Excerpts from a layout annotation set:

-- -- --

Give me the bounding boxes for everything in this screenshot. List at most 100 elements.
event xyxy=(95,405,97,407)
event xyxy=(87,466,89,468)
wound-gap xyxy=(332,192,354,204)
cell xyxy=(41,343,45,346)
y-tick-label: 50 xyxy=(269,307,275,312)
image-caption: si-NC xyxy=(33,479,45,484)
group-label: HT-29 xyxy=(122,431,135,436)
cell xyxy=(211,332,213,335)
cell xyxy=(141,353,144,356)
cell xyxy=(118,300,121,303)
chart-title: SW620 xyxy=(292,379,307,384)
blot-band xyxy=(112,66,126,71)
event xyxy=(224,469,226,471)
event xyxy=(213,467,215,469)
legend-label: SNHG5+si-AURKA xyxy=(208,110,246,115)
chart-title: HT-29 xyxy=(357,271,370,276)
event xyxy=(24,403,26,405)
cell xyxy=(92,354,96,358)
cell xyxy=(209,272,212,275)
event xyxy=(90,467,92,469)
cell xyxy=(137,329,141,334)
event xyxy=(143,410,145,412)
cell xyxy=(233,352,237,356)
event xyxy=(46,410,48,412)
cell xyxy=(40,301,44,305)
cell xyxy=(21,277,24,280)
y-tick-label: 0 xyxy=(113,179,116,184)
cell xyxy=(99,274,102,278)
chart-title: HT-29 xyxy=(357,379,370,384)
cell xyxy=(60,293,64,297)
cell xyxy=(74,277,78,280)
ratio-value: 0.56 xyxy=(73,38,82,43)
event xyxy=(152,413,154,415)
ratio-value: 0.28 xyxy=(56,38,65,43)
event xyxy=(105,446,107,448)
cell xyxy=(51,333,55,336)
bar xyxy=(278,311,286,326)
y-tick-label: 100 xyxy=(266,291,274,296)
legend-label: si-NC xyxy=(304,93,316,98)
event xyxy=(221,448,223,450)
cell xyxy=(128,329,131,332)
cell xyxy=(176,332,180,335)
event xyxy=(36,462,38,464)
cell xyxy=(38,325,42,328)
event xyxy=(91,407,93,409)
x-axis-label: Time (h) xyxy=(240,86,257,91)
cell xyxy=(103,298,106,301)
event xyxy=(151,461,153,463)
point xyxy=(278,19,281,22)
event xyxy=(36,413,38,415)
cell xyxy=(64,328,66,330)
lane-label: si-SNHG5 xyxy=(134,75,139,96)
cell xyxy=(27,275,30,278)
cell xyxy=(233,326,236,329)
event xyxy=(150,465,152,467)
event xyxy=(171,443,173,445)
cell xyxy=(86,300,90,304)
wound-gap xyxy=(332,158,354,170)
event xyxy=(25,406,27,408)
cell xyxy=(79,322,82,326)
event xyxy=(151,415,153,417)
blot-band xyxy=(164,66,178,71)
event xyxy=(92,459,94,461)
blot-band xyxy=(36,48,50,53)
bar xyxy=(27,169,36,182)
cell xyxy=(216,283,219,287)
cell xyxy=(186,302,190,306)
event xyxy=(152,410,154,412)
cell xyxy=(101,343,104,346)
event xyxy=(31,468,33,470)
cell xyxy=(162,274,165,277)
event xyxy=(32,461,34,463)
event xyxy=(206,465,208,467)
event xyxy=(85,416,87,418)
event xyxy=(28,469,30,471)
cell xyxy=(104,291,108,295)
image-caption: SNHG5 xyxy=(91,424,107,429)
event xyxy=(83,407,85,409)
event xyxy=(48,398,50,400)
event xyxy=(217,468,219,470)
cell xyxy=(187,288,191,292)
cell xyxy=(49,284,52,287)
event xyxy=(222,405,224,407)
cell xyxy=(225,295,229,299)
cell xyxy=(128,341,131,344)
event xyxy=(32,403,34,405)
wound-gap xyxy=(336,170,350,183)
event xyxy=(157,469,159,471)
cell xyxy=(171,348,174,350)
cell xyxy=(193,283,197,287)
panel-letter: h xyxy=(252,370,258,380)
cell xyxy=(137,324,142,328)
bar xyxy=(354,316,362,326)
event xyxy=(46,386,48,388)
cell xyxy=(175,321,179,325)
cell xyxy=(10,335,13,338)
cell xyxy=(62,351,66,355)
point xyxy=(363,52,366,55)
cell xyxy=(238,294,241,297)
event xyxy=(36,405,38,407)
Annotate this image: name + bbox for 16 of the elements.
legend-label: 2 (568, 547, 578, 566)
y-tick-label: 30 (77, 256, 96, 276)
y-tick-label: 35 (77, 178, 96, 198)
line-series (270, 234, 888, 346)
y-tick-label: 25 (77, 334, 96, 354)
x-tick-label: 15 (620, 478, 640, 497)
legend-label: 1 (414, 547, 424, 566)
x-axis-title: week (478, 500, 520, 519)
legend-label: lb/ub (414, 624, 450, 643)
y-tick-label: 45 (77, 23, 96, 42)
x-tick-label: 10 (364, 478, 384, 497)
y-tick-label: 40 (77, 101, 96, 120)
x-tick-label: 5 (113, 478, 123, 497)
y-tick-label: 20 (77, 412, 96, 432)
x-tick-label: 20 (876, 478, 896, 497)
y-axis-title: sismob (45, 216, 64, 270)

-- -- --

Problem requirements: Give the listing as a Markdown table with the columns Row and Line, starting at its first line and ending at the line containing "cell xyxy=(233,352,237,356)", both included. Leave out blank lines.

Solution:
| Row | Line |
|---|---|
| 1 | Give me the bounding boxes for everything in this screenshot. List at most 100 elements. |
| 2 | event xyxy=(95,405,97,407) |
| 3 | event xyxy=(87,466,89,468) |
| 4 | wound-gap xyxy=(332,192,354,204) |
| 5 | cell xyxy=(41,343,45,346) |
| 6 | y-tick-label: 50 xyxy=(269,307,275,312) |
| 7 | image-caption: si-NC xyxy=(33,479,45,484) |
| 8 | group-label: HT-29 xyxy=(122,431,135,436) |
| 9 | cell xyxy=(211,332,213,335) |
| 10 | cell xyxy=(141,353,144,356) |
| 11 | cell xyxy=(118,300,121,303) |
| 12 | chart-title: SW620 xyxy=(292,379,307,384) |
| 13 | blot-band xyxy=(112,66,126,71) |
| 14 | event xyxy=(224,469,226,471) |
| 15 | event xyxy=(213,467,215,469) |
| 16 | legend-label: SNHG5+si-AURKA xyxy=(208,110,246,115) |
| 17 | chart-title: HT-29 xyxy=(357,271,370,276) |
| 18 | event xyxy=(24,403,26,405) |
| 19 | cell xyxy=(92,354,96,358) |
| 20 | cell xyxy=(209,272,212,275) |
| 21 | event xyxy=(90,467,92,469) |
| 22 | cell xyxy=(137,329,141,334) |
| 23 | event xyxy=(143,410,145,412) |
| 24 | cell xyxy=(233,352,237,356) |